### Exercise goal
In how many lines of the data does the word "Output" appear? Give the number by itself.

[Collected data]
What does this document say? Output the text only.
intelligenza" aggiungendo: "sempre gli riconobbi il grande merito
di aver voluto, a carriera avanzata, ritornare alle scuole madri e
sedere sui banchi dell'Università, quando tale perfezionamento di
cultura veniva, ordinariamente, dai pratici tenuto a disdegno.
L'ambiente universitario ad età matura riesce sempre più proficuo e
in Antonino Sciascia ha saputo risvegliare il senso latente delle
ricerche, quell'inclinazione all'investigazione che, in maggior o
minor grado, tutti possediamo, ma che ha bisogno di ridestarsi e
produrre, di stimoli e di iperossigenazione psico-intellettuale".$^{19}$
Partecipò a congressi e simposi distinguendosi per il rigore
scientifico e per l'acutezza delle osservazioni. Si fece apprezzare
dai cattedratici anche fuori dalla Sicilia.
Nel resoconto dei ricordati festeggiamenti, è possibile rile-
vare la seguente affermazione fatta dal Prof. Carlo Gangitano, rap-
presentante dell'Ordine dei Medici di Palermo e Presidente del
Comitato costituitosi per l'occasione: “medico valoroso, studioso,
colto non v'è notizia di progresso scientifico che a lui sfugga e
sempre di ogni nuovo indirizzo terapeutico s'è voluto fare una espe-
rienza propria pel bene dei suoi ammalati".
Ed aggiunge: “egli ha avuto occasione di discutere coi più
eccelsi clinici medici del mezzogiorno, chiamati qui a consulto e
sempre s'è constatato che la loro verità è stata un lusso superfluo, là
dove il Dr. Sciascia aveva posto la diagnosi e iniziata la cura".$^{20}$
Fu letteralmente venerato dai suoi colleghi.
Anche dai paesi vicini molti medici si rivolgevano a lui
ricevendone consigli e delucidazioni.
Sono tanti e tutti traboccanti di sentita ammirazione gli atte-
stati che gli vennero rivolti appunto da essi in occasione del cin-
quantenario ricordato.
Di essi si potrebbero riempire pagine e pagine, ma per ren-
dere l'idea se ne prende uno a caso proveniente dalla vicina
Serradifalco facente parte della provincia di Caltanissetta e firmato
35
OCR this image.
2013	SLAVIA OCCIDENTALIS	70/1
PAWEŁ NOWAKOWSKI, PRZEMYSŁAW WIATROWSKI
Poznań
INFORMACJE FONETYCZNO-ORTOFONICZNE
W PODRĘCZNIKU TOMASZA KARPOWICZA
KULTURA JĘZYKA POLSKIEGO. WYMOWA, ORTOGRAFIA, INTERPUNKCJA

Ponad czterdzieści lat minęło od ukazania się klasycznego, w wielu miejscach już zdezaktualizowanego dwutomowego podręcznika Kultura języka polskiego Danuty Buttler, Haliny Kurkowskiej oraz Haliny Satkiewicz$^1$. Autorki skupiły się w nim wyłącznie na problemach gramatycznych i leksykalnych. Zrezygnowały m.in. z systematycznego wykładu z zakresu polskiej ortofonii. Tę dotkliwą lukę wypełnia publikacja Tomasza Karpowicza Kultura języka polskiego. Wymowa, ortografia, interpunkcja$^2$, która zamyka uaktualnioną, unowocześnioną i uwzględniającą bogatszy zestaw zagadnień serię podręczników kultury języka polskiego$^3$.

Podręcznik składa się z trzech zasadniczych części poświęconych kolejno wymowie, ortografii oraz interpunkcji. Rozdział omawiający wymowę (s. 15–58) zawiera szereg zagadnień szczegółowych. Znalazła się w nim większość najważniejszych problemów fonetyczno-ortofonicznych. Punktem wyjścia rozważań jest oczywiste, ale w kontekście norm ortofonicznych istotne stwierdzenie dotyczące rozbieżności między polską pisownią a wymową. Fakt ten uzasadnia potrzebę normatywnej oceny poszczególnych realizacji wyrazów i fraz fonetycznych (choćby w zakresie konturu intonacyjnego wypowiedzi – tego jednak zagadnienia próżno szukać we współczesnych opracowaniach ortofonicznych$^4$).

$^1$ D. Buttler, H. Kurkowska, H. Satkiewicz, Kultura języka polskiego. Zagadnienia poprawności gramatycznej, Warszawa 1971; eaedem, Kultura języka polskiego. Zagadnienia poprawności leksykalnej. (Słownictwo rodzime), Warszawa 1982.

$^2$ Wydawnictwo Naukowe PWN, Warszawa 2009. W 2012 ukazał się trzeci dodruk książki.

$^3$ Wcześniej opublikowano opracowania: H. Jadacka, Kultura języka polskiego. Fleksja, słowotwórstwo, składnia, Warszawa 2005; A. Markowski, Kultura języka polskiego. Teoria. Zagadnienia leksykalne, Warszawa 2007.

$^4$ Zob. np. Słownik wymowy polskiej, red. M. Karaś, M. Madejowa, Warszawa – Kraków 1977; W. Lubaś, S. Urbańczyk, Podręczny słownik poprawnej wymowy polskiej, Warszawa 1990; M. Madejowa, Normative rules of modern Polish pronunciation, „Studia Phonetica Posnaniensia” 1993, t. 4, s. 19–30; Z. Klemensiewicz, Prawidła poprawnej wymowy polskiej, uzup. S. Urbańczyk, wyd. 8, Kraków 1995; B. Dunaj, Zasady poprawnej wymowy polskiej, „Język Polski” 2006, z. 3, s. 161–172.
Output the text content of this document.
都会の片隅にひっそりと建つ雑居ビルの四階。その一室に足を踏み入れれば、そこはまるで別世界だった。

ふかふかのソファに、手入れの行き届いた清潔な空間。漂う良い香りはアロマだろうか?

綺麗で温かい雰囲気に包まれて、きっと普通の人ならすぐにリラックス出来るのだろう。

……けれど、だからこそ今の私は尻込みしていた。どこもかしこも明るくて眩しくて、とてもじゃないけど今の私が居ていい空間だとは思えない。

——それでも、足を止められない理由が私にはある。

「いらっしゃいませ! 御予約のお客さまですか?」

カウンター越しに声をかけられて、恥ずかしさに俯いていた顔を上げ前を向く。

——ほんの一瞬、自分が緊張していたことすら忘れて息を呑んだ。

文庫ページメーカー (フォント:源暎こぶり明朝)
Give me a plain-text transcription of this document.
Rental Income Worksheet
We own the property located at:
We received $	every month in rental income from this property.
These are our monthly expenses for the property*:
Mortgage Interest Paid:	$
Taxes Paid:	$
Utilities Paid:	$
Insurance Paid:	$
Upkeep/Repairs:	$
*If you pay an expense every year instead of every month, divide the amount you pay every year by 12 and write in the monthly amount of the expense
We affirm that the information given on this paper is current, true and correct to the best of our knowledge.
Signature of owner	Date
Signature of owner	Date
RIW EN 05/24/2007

### Task answer
2